Given data:
------
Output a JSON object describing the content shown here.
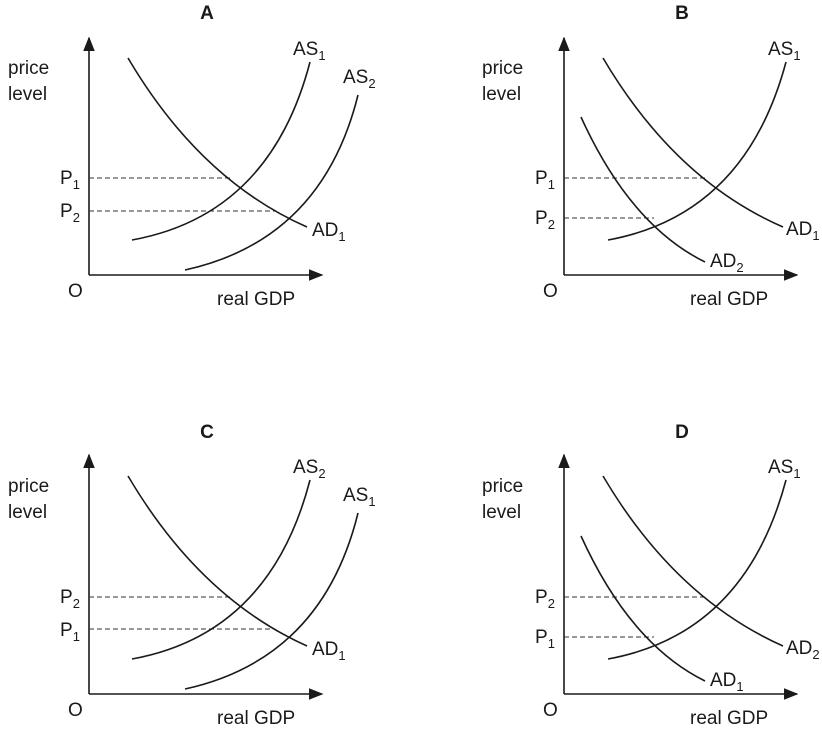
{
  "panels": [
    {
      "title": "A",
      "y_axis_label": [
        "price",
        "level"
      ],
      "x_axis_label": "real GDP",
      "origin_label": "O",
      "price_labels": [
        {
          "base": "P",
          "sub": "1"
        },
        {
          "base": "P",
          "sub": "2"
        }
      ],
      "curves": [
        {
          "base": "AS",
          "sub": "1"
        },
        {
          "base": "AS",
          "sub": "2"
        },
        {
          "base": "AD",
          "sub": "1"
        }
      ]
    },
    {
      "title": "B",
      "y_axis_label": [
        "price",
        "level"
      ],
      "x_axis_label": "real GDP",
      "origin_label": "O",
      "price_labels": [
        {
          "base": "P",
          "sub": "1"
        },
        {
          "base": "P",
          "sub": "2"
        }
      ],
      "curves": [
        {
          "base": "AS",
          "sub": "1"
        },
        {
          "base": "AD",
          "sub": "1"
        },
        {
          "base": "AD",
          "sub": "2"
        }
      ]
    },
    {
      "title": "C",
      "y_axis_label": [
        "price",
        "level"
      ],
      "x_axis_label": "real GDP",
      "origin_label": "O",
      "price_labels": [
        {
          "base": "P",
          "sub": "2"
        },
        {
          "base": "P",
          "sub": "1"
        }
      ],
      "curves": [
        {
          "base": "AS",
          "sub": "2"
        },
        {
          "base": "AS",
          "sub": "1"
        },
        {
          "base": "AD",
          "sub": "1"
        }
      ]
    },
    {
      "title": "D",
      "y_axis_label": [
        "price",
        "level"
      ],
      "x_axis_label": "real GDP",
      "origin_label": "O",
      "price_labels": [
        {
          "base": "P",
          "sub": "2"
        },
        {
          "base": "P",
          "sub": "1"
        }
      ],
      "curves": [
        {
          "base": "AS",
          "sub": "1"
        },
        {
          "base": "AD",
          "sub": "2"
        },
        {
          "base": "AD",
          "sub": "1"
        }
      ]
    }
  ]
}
------
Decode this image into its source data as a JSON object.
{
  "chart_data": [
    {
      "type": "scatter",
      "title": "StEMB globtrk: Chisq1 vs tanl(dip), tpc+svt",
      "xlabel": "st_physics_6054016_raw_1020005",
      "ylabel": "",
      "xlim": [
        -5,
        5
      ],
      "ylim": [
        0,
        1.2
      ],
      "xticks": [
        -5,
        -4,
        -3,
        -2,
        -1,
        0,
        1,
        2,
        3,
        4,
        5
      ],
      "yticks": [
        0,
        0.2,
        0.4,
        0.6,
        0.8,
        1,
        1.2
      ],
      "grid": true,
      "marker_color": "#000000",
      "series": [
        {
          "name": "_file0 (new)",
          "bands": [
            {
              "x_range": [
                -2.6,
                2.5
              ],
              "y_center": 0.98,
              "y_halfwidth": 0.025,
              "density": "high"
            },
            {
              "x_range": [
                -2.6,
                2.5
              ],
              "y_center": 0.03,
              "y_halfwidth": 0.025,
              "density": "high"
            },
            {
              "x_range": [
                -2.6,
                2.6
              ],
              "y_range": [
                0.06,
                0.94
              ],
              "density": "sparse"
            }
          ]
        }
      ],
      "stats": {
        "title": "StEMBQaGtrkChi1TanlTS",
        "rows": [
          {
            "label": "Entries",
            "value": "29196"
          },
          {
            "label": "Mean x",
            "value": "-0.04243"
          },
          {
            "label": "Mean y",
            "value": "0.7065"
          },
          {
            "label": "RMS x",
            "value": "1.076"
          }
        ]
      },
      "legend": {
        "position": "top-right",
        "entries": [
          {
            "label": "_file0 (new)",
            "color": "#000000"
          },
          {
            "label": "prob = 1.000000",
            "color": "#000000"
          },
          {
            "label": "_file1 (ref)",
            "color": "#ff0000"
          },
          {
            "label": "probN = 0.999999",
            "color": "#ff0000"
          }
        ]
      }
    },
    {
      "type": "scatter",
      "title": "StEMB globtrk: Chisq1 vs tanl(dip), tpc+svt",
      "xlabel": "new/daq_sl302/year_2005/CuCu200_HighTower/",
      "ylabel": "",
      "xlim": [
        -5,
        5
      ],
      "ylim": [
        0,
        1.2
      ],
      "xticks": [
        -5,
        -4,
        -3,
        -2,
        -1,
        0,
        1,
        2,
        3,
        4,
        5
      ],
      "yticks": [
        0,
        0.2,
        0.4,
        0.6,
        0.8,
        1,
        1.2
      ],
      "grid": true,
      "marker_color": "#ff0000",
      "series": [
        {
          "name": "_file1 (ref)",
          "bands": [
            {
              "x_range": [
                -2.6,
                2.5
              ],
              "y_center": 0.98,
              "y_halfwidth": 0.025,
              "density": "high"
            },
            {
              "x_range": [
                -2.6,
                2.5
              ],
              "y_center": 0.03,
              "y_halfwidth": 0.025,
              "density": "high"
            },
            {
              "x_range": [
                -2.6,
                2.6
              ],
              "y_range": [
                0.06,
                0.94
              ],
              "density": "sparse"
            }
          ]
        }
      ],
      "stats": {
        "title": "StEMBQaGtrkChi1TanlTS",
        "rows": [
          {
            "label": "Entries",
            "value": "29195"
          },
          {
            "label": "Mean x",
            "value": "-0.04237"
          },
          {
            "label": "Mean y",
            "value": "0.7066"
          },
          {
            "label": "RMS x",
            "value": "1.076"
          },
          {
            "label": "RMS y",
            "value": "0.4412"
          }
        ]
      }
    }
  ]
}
------
Goal: Scan the records for the string "JSON". Copy each line in which it appears.

Solution to the exercise:
Output a JSON object describing the content shown here.
Decode this image into its source data as a JSON object.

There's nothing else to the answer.